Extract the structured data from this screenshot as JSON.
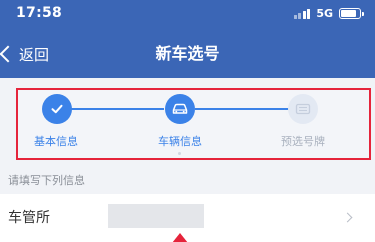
{
  "status_bar": {
    "time": "17:58",
    "network": "5G",
    "icons": [
      "signal-icon",
      "battery-icon"
    ]
  },
  "nav": {
    "back_label": "返回",
    "title": "新车选号",
    "back_icon": "chevron-left-icon"
  },
  "steps": [
    {
      "label": "基本信息",
      "state": "done",
      "icon": "check-icon"
    },
    {
      "label": "车辆信息",
      "state": "current",
      "icon": "car-icon"
    },
    {
      "label": "预选号牌",
      "state": "pending",
      "icon": "license-plate-icon"
    }
  ],
  "form": {
    "hint": "请填写下列信息",
    "rows": [
      {
        "label": "车管所",
        "value": ""
      }
    ]
  },
  "colors": {
    "header": "#3b66b6",
    "accent": "#3b82e8",
    "highlight": "#e5243b",
    "pending": "#a9b1be",
    "background": "#f1f3f7"
  }
}
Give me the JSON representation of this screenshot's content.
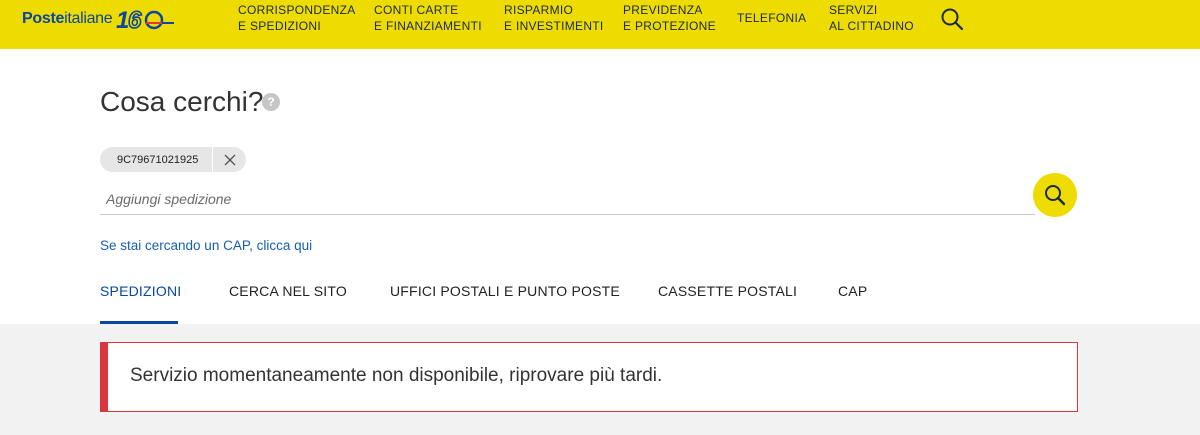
{
  "header": {
    "brand_bold": "Poste",
    "brand_light": "italiane",
    "nav": [
      {
        "line1": "CORRISPONDENZA",
        "line2": "E SPEDIZIONI"
      },
      {
        "line1": "CONTI CARTE",
        "line2": "E FINANZIAMENTI"
      },
      {
        "line1": "RISPARMIO",
        "line2": "E INVESTIMENTI"
      },
      {
        "line1": "PREVIDENZA",
        "line2": "E PROTEZIONE"
      },
      {
        "line1": "TELEFONIA",
        "line2": ""
      },
      {
        "line1": "SERVIZI",
        "line2": "AL CITTADINO"
      }
    ]
  },
  "search": {
    "title": "Cosa cerchi?",
    "help": "?",
    "chip": "9C79671021925",
    "placeholder": "Aggiungi spedizione",
    "cap_link": "Se stai cercando un CAP, clicca qui"
  },
  "tabs": [
    {
      "label": "SPEDIZIONI",
      "active": true
    },
    {
      "label": "CERCA NEL SITO"
    },
    {
      "label": "UFFICI POSTALI E PUNTO POSTE"
    },
    {
      "label": "CASSETTE POSTALI"
    },
    {
      "label": "CAP"
    }
  ],
  "alert": {
    "message": "Servizio momentaneamente non disponibile, riprovare più tardi."
  },
  "colors": {
    "brand_yellow": "#eedc00",
    "brand_blue": "#0a47a0",
    "error_red": "#d9363e"
  }
}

---+---

• Aim:
Pictures excluded, copy exactly the lines running from the one with "Give me the" through the last line of the material.

• Solution to the problem:
Give me the JSON representation of this screenshot's content.
{
  "header": {
    "brand_bold": "Poste",
    "brand_light": "italiane",
    "nav": [
      {
        "line1": "CORRISPONDENZA",
        "line2": "E SPEDIZIONI"
      },
      {
        "line1": "CONTI CARTE",
        "line2": "E FINANZIAMENTI"
      },
      {
        "line1": "RISPARMIO",
        "line2": "E INVESTIMENTI"
      },
      {
        "line1": "PREVIDENZA",
        "line2": "E PROTEZIONE"
      },
      {
        "line1": "TELEFONIA",
        "line2": ""
      },
      {
        "line1": "SERVIZI",
        "line2": "AL CITTADINO"
      }
    ]
  },
  "search": {
    "title": "Cosa cerchi?",
    "help": "?",
    "chip": "9C79671021925",
    "placeholder": "Aggiungi spedizione",
    "cap_link": "Se stai cercando un CAP, clicca qui"
  },
  "tabs": [
    {
      "label": "SPEDIZIONI",
      "active": true
    },
    {
      "label": "CERCA NEL SITO"
    },
    {
      "label": "UFFICI POSTALI E PUNTO POSTE"
    },
    {
      "label": "CASSETTE POSTALI"
    },
    {
      "label": "CAP"
    }
  ],
  "alert": {
    "message": "Servizio momentaneamente non disponibile, riprovare più tardi."
  },
  "colors": {
    "brand_yellow": "#eedc00",
    "brand_blue": "#0a47a0",
    "error_red": "#d9363e"
  }
}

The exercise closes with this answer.